What to do:
In the material below, count the lines with the word "object" and state that number only.

(Dataset excerpts)
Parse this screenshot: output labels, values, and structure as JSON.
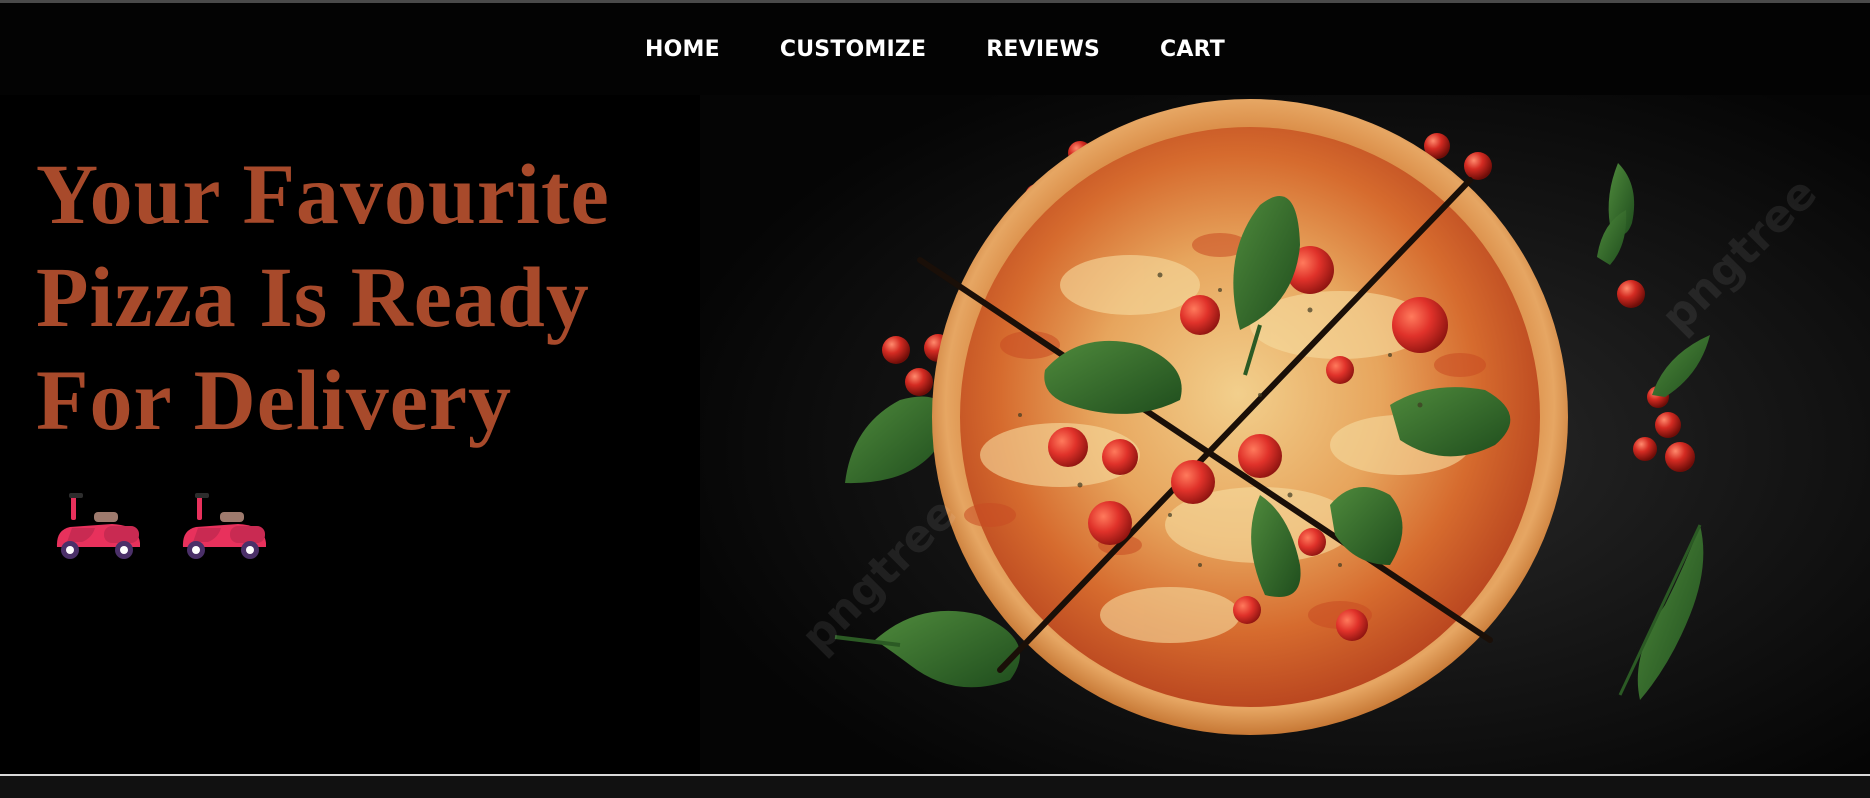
{
  "nav": {
    "items": [
      {
        "label": "HOME"
      },
      {
        "label": "CUSTOMIZE"
      },
      {
        "label": "REVIEWS"
      },
      {
        "label": "CART"
      }
    ]
  },
  "hero": {
    "headline_lines": [
      "Your Favourite",
      "Pizza Is Ready",
      "For Delivery"
    ],
    "icons": [
      "scooter-icon",
      "scooter-icon"
    ],
    "watermark": "pngtree"
  },
  "colors": {
    "background": "#000000",
    "headline": "#a84a2b",
    "nav_text": "#ffffff",
    "scooter_body": "#e8315c"
  }
}
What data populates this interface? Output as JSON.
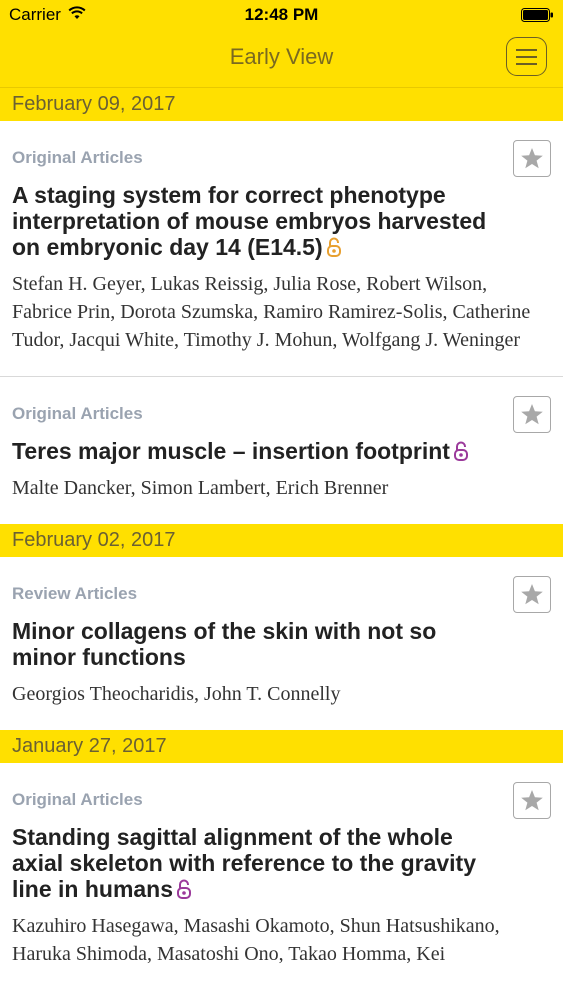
{
  "status_bar": {
    "carrier": "Carrier",
    "time": "12:48 PM"
  },
  "nav": {
    "title": "Early View"
  },
  "colors": {
    "accent_yellow": "#FFE000",
    "category_gray": "#9AA3B0",
    "open_access_orange": "#E8A030",
    "open_access_purple": "#9B3A9B"
  },
  "groups": [
    {
      "date": "February 09, 2017",
      "articles": [
        {
          "category": "Original Articles",
          "title": "A staging system for correct phenotype interpretation of mouse embryos harvested on embryonic day 14 (E14.5)",
          "open_access_icon": "open-lock-orange",
          "authors": "Stefan H. Geyer, Lukas Reissig, Julia Rose, Robert Wilson, Fabrice Prin, Dorota Szumska, Ramiro Ramirez-Solis, Catherine Tudor, Jacqui White, Timothy J. Mohun, Wolfgang J. Weninger"
        },
        {
          "category": "Original Articles",
          "title": "Teres major muscle – insertion footprint",
          "open_access_icon": "open-lock-purple",
          "authors": "Malte Dancker, Simon Lambert, Erich Brenner"
        }
      ]
    },
    {
      "date": "February 02, 2017",
      "articles": [
        {
          "category": "Review Articles",
          "title": "Minor collagens of the skin with not so minor functions",
          "open_access_icon": "",
          "authors": "Georgios Theocharidis, John T. Connelly"
        }
      ]
    },
    {
      "date": "January 27, 2017",
      "articles": [
        {
          "category": "Original Articles",
          "title": "Standing sagittal alignment of the whole axial skeleton with reference to the gravity line in humans",
          "open_access_icon": "open-lock-purple",
          "authors": "Kazuhiro Hasegawa, Masashi Okamoto, Shun Hatsushikano, Haruka Shimoda, Masatoshi Ono, Takao Homma, Kei"
        }
      ]
    }
  ]
}
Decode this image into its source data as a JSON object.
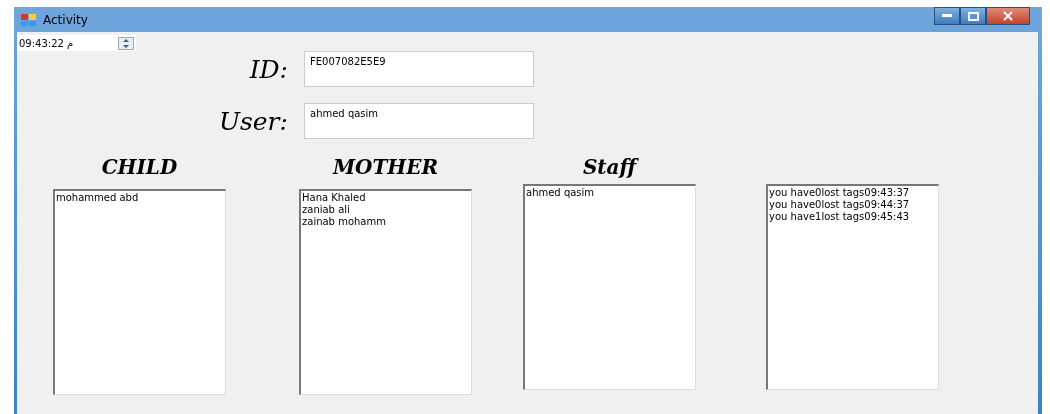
{
  "window": {
    "title": "Activity"
  },
  "time_picker": {
    "value": "09:43:22 م"
  },
  "id_field": {
    "label": "ID:",
    "value": "FE007082E5E9"
  },
  "user_field": {
    "label": "User:",
    "value": "ahmed qasim"
  },
  "lists": [
    {
      "heading": "CHILD",
      "items": [
        "mohammed abd"
      ]
    },
    {
      "heading": "MOTHER",
      "items": [
        "Hana Khaled",
        "zaniab ali",
        "zainab mohamm"
      ]
    },
    {
      "heading": "Staff",
      "items": [
        "ahmed qasim"
      ]
    },
    {
      "items": [
        "you have0lost tags09:43:37",
        "you have0lost tags09:44:37",
        "you have1lost tags09:45:43"
      ]
    }
  ]
}
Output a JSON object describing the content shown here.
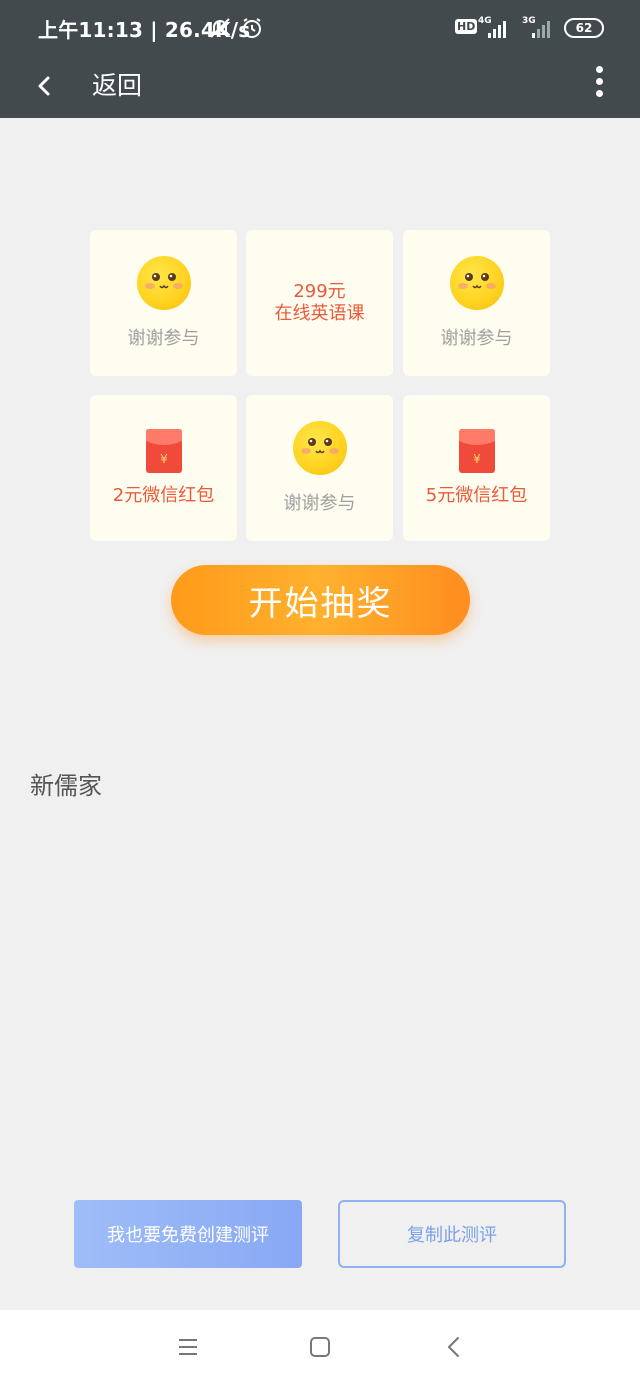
{
  "status_bar": {
    "time_speed": "上午11:13 | 26.4K/s",
    "hd": "HD",
    "network_4g": "4G",
    "network_3g": "3G",
    "battery": "62"
  },
  "nav": {
    "back_label": "返回"
  },
  "lottery": {
    "cells": [
      {
        "type": "smiley",
        "label": "谢谢参与"
      },
      {
        "type": "text",
        "line1": "299元",
        "line2": "在线英语课"
      },
      {
        "type": "smiley",
        "label": "谢谢参与"
      },
      {
        "type": "redpacket",
        "label": "2元微信红包"
      },
      {
        "type": "smiley",
        "label": "谢谢参与"
      },
      {
        "type": "redpacket",
        "label": "5元微信红包"
      }
    ],
    "start_button": "开始抽奖",
    "redpacket_symbol": "¥"
  },
  "brand_name": "新儒家",
  "actions": {
    "create_label": "我也要免费创建测评",
    "copy_label": "复制此测评"
  },
  "colors": {
    "header_bg": "#424a4d",
    "cell_bg": "#fffdf0",
    "accent_orange": "#ff9a1a",
    "prize_red": "#e95a3a",
    "button_blue": "#88a8f4"
  }
}
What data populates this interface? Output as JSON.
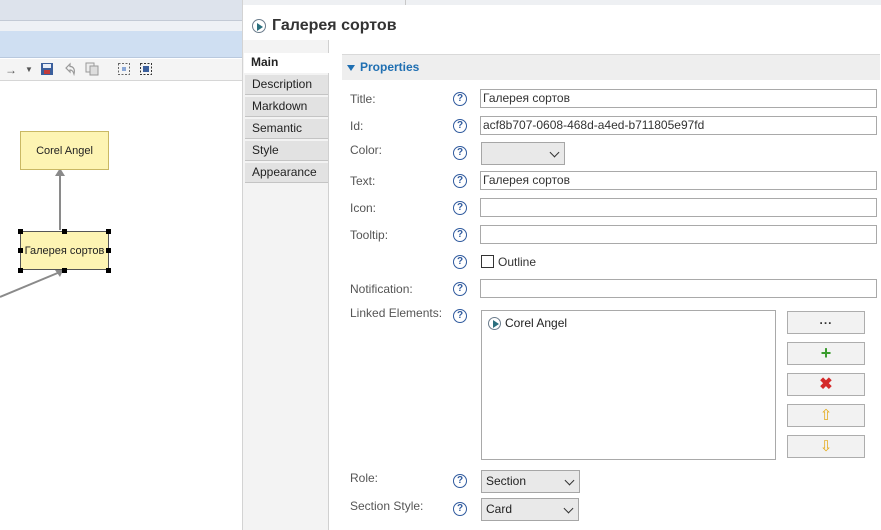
{
  "diagram": {
    "nodes": [
      {
        "label": "Corel Angel"
      },
      {
        "label": "Галерея сортов"
      }
    ],
    "toolbar_icons": [
      "arrow-right-icon",
      "dropdown-arrow-icon",
      "save-diagram-icon",
      "undo-icon",
      "copy-icon",
      "select-all-icon",
      "marquee-select-icon"
    ]
  },
  "properties": {
    "header_title": "Галерея сортов",
    "tabs": [
      {
        "label": "Main",
        "active": true
      },
      {
        "label": "Description"
      },
      {
        "label": "Markdown"
      },
      {
        "label": "Semantic"
      },
      {
        "label": "Style"
      },
      {
        "label": "Appearance"
      }
    ],
    "section_title": "Properties",
    "fields": {
      "title": {
        "label": "Title:",
        "value": "Галерея сортов"
      },
      "id": {
        "label": "Id:",
        "value": "acf8b707-0608-468d-a4ed-b711805e97fd"
      },
      "color": {
        "label": "Color:",
        "value": ""
      },
      "text": {
        "label": "Text:",
        "value": "Галерея сортов"
      },
      "icon": {
        "label": "Icon:",
        "value": ""
      },
      "tooltip": {
        "label": "Tooltip:",
        "value": ""
      },
      "outline": {
        "label": "Outline",
        "checked": false
      },
      "notification": {
        "label": "Notification:",
        "value": ""
      },
      "linked": {
        "label": "Linked Elements:",
        "items": [
          "Corel Angel"
        ]
      },
      "role": {
        "label": "Role:",
        "value": "Section"
      },
      "section_style": {
        "label": "Section Style:",
        "value": "Card"
      }
    },
    "help_glyph": "?",
    "buttons": {
      "browse": "...",
      "add": "+",
      "remove": "✖",
      "up": "⇧",
      "down": "⇩"
    }
  }
}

Result of this exercise:
2